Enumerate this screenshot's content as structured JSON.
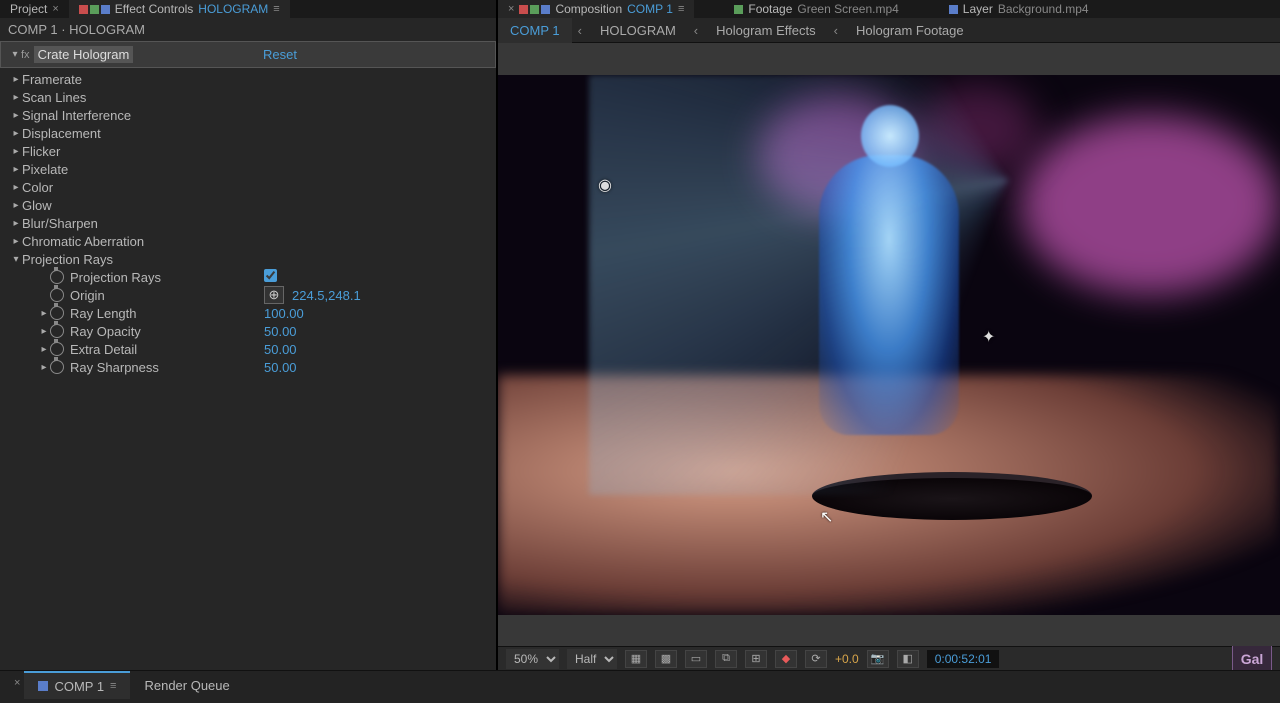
{
  "left_tabs": {
    "project": "Project",
    "effect_controls": "Effect Controls",
    "effect_controls_target": "HOLOGRAM"
  },
  "breadcrumb": "COMP 1 · HOLOGRAM",
  "effect": {
    "name": "Crate Hologram",
    "reset": "Reset",
    "groups": {
      "framerate": "Framerate",
      "scan_lines": "Scan Lines",
      "signal_interference": "Signal Interference",
      "displacement": "Displacement",
      "flicker": "Flicker",
      "pixelate": "Pixelate",
      "color": "Color",
      "glow": "Glow",
      "blur_sharpen": "Blur/Sharpen",
      "chromatic_aberration": "Chromatic Aberration",
      "projection_rays": "Projection Rays"
    },
    "props": {
      "projection_rays_toggle": "Projection Rays",
      "origin": "Origin",
      "origin_value": "224.5,248.1",
      "ray_length": "Ray Length",
      "ray_length_value": "100.00",
      "ray_opacity": "Ray Opacity",
      "ray_opacity_value": "50.00",
      "extra_detail": "Extra Detail",
      "extra_detail_value": "50.00",
      "ray_sharpness": "Ray Sharpness",
      "ray_sharpness_value": "50.00"
    }
  },
  "right_tabs": {
    "composition": "Composition",
    "composition_target": "COMP 1",
    "footage": "Footage",
    "footage_target": "Green Screen.mp4",
    "layer": "Layer",
    "layer_target": "Background.mp4"
  },
  "comp_nav": {
    "comp1": "COMP 1",
    "hologram": "HOLOGRAM",
    "hologram_effects": "Hologram Effects",
    "hologram_footage": "Hologram Footage"
  },
  "viewer": {
    "zoom": "50%",
    "resolution": "Half",
    "exposure": "+0.0",
    "timecode": "0:00:52:01"
  },
  "bottom": {
    "comp1": "COMP 1",
    "render_queue": "Render Queue"
  },
  "badge": "Gal"
}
────
> [Written task]: Output the data exactly. Pictures don't belong in the result.

> [The response]:
Enumerate this screenshot's content as structured JSON.
{
  "left_tabs": {
    "project": "Project",
    "effect_controls": "Effect Controls",
    "effect_controls_target": "HOLOGRAM"
  },
  "breadcrumb": "COMP 1 · HOLOGRAM",
  "effect": {
    "name": "Crate Hologram",
    "reset": "Reset",
    "groups": {
      "framerate": "Framerate",
      "scan_lines": "Scan Lines",
      "signal_interference": "Signal Interference",
      "displacement": "Displacement",
      "flicker": "Flicker",
      "pixelate": "Pixelate",
      "color": "Color",
      "glow": "Glow",
      "blur_sharpen": "Blur/Sharpen",
      "chromatic_aberration": "Chromatic Aberration",
      "projection_rays": "Projection Rays"
    },
    "props": {
      "projection_rays_toggle": "Projection Rays",
      "origin": "Origin",
      "origin_value": "224.5,248.1",
      "ray_length": "Ray Length",
      "ray_length_value": "100.00",
      "ray_opacity": "Ray Opacity",
      "ray_opacity_value": "50.00",
      "extra_detail": "Extra Detail",
      "extra_detail_value": "50.00",
      "ray_sharpness": "Ray Sharpness",
      "ray_sharpness_value": "50.00"
    }
  },
  "right_tabs": {
    "composition": "Composition",
    "composition_target": "COMP 1",
    "footage": "Footage",
    "footage_target": "Green Screen.mp4",
    "layer": "Layer",
    "layer_target": "Background.mp4"
  },
  "comp_nav": {
    "comp1": "COMP 1",
    "hologram": "HOLOGRAM",
    "hologram_effects": "Hologram Effects",
    "hologram_footage": "Hologram Footage"
  },
  "viewer": {
    "zoom": "50%",
    "resolution": "Half",
    "exposure": "+0.0",
    "timecode": "0:00:52:01"
  },
  "bottom": {
    "comp1": "COMP 1",
    "render_queue": "Render Queue"
  },
  "badge": "Gal"
}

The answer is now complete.